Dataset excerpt
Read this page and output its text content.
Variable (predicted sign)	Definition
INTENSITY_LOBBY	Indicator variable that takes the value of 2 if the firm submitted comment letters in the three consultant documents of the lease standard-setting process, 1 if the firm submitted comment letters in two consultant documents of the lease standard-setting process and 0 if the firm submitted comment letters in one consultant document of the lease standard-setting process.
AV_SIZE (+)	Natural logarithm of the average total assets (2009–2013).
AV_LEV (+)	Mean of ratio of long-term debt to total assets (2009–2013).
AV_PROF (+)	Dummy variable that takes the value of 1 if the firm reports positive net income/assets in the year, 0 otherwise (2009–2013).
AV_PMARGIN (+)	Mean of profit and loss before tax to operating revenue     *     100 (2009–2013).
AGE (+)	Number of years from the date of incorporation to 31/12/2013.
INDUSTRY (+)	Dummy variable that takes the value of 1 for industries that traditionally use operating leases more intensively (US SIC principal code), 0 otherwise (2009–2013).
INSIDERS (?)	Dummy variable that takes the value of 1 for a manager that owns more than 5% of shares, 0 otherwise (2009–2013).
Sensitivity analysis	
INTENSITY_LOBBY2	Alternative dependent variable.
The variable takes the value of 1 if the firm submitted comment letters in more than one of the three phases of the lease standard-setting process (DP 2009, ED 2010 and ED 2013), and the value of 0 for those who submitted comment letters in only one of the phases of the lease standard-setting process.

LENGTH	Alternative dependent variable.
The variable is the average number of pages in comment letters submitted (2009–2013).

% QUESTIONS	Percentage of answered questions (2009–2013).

= Set task =
Only the number is wanted: how many lines above include the word "that"?

= Exercise response =
4